** To do **
Pick out all lines with the word "name" from the records that follow.

** Records for this task **
━━━━━━

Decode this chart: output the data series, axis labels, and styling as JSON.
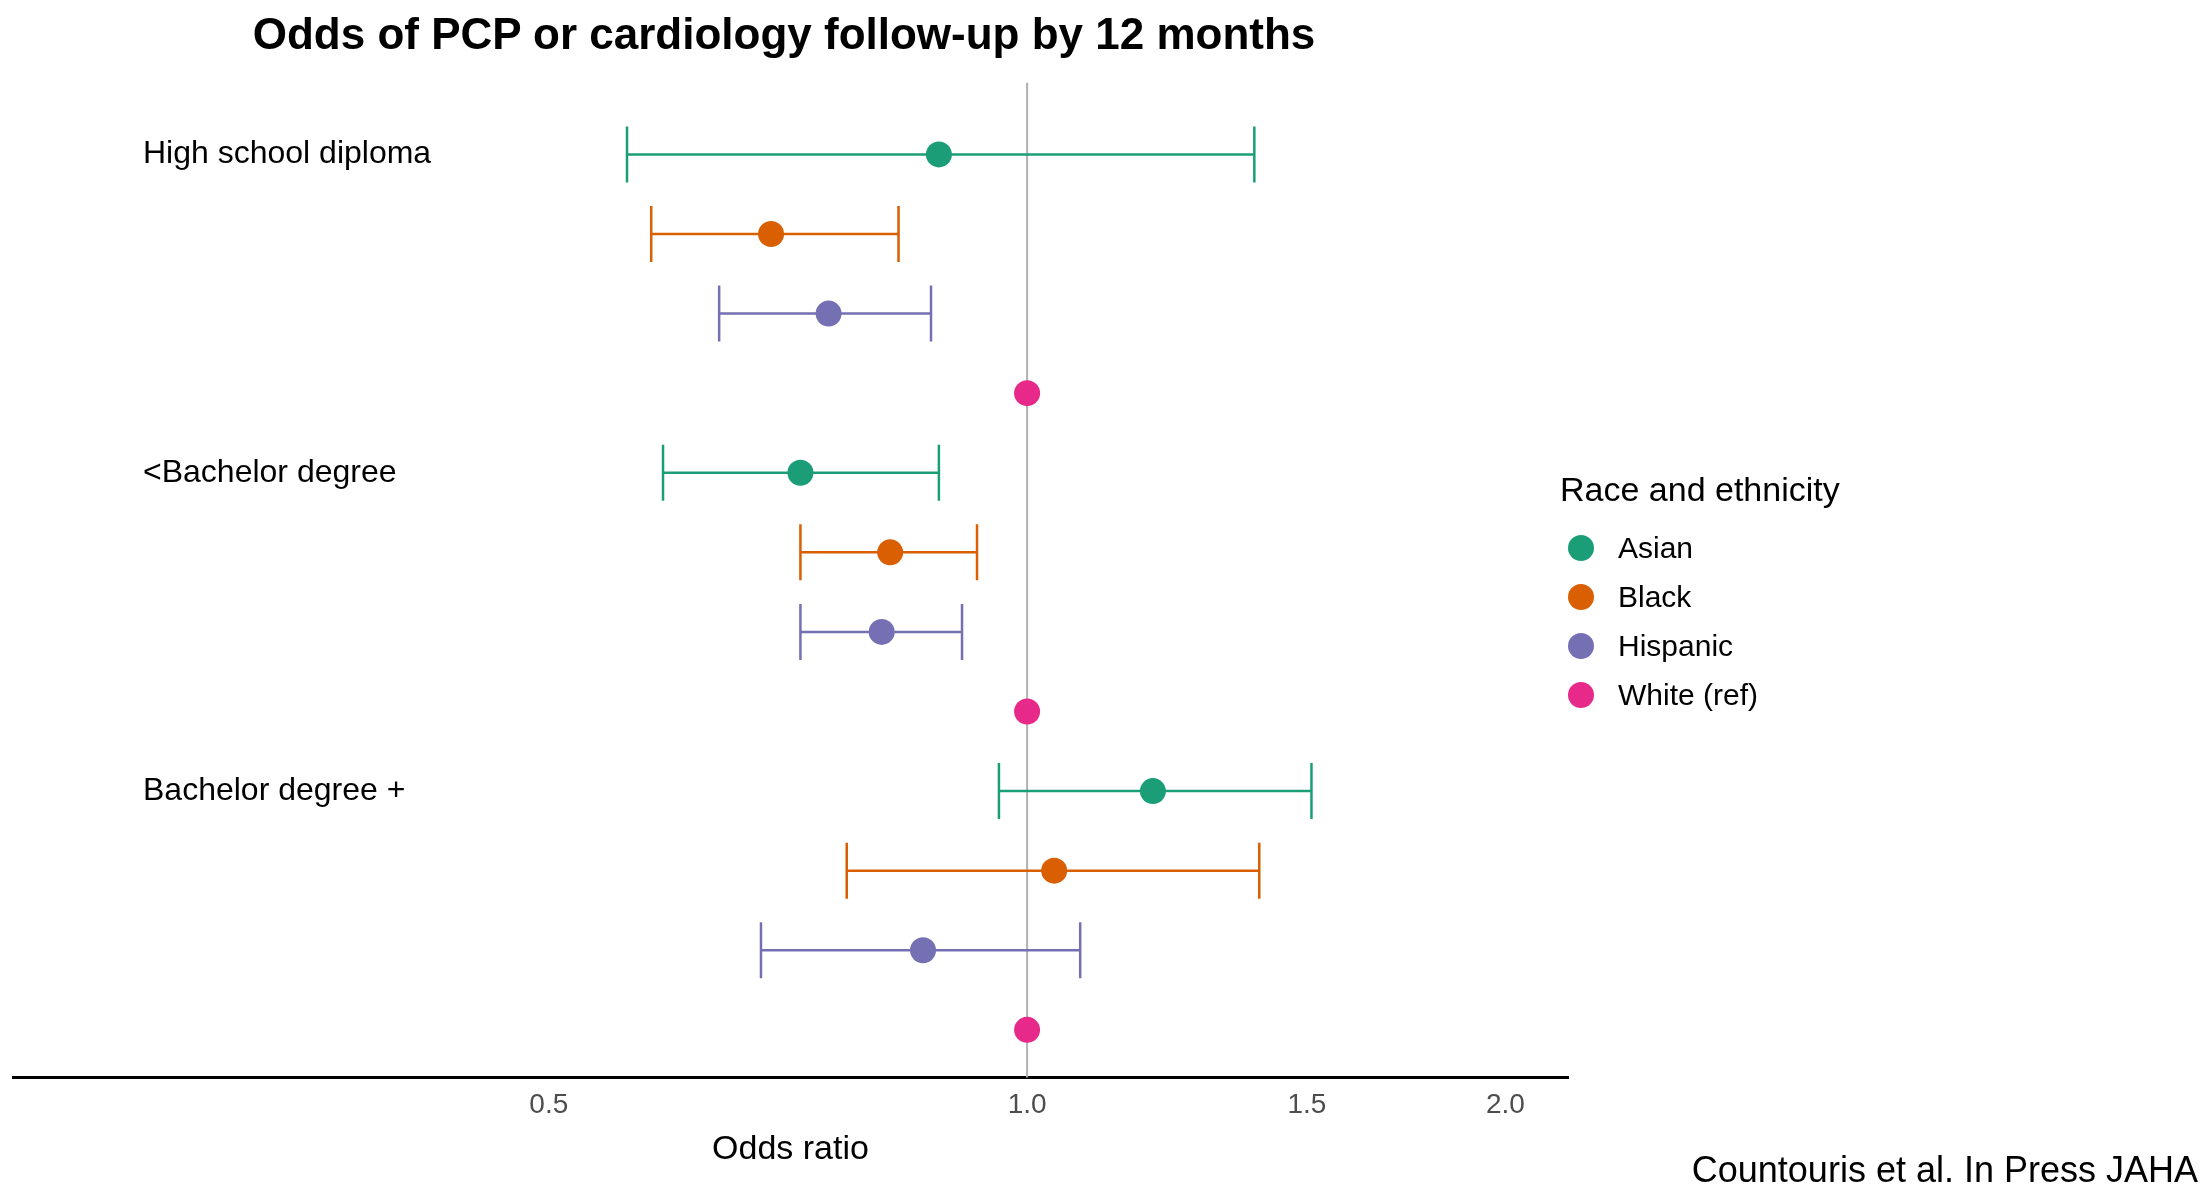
{
  "chart_data": {
    "type": "scatter",
    "orientation": "horizontal",
    "title": "Odds of PCP or cardiology follow-up by 12 months",
    "xlabel": "Odds ratio",
    "legend_title": "Race and ethnicity",
    "legend": "right",
    "marker": "circle",
    "log": "x",
    "categories": [
      "High school diploma",
      "<Bachelor degree",
      "Bachelor degree +"
    ],
    "xlim": [
      0.23,
      2.19
    ],
    "xticks": [
      {
        "value": 0.5,
        "label": "0.5"
      },
      {
        "value": 1,
        "label": "1.0"
      },
      {
        "value": 1.5,
        "label": "1.5"
      },
      {
        "value": 2,
        "label": "2.0"
      }
    ],
    "series": [
      {
        "name": "Asian",
        "color": "#1b9e77",
        "values": [
          0.88,
          0.72,
          1.2
        ],
        "errors": [
          [
            0.56,
            1.39
          ],
          [
            0.59,
            0.88
          ],
          [
            0.96,
            1.51
          ]
        ]
      },
      {
        "name": "Black",
        "color": "#d95f02",
        "values": [
          0.69,
          0.82,
          1.04
        ],
        "errors": [
          [
            0.58,
            0.83
          ],
          [
            0.72,
            0.93
          ],
          [
            0.77,
            1.4
          ]
        ]
      },
      {
        "name": "Hispanic",
        "color": "#7570b3",
        "values": [
          0.75,
          0.81,
          0.86
        ],
        "errors": [
          [
            0.64,
            0.87
          ],
          [
            0.72,
            0.91
          ],
          [
            0.68,
            1.08
          ]
        ]
      },
      {
        "name": "White (ref)",
        "color": "#e7298a",
        "values": [
          1,
          1,
          1
        ],
        "errors": [
          null,
          null,
          null
        ]
      }
    ],
    "ref_lines": [
      {
        "axis": "x",
        "value": 1,
        "color": "#b0b0b0"
      }
    ],
    "annotations": [
      "Countouris et al. In Press JAHA"
    ]
  }
}
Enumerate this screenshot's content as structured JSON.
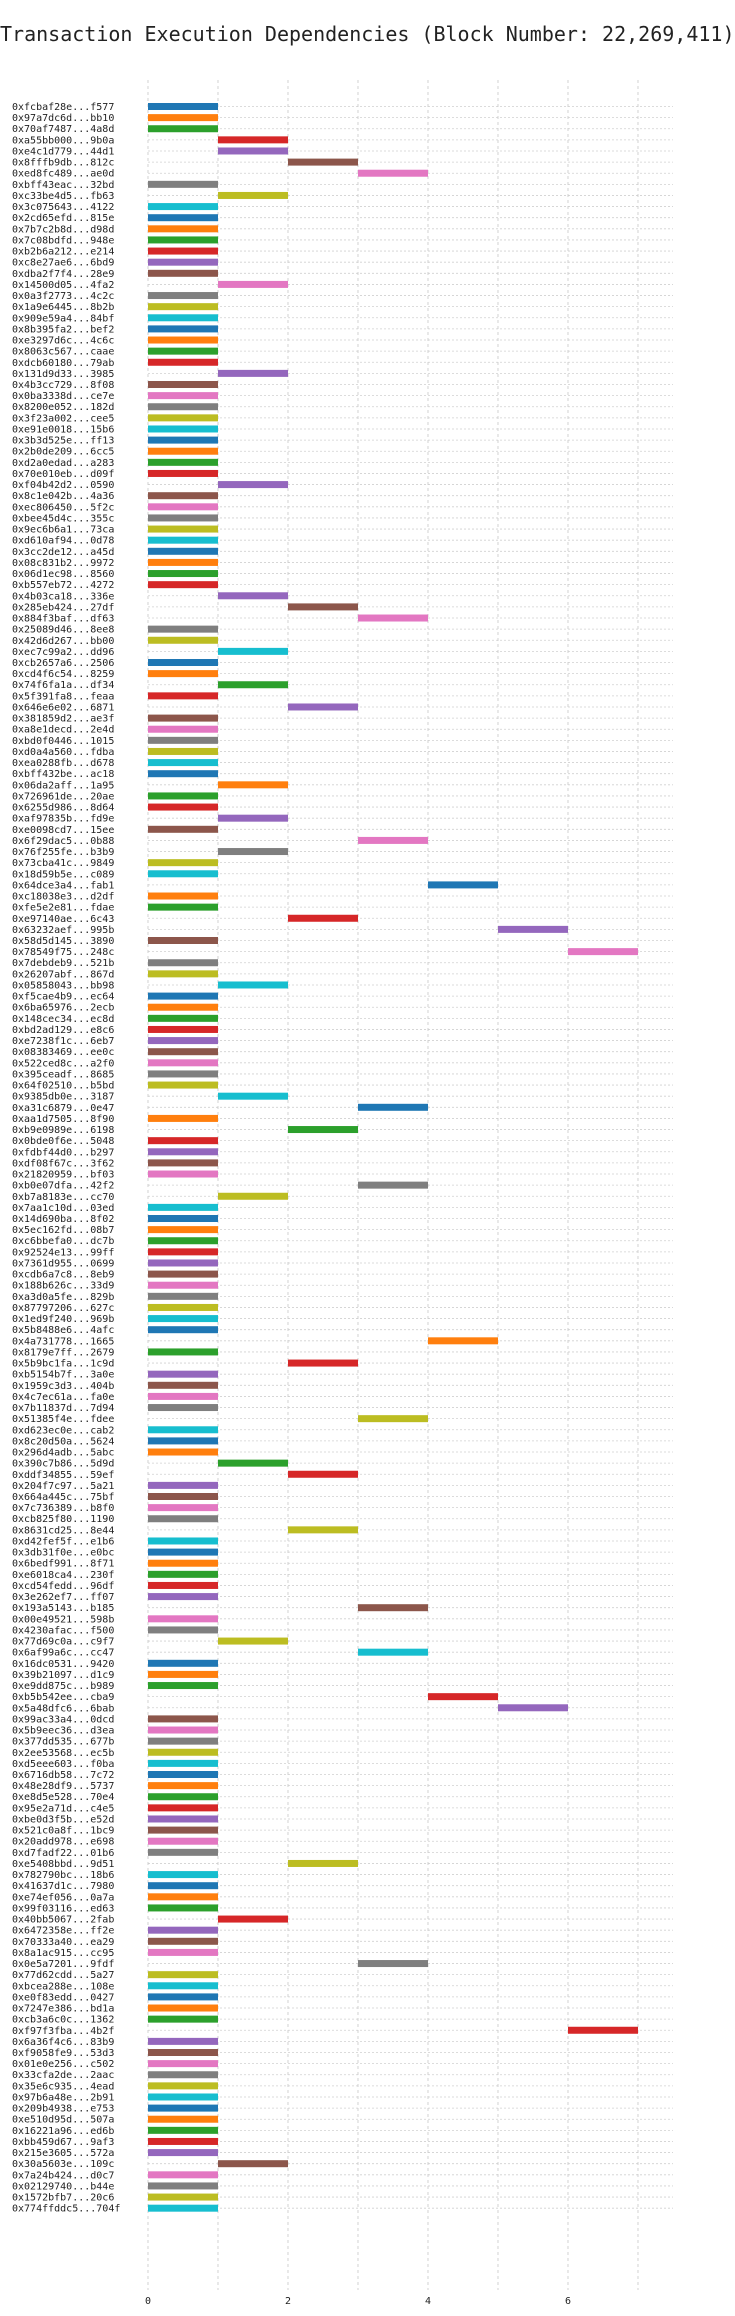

━━━━━━

** Solution to the problem **
        "name": "Asian",
        "name": "Black",
        "name": "Hispanic",
        "name": "White (ref)",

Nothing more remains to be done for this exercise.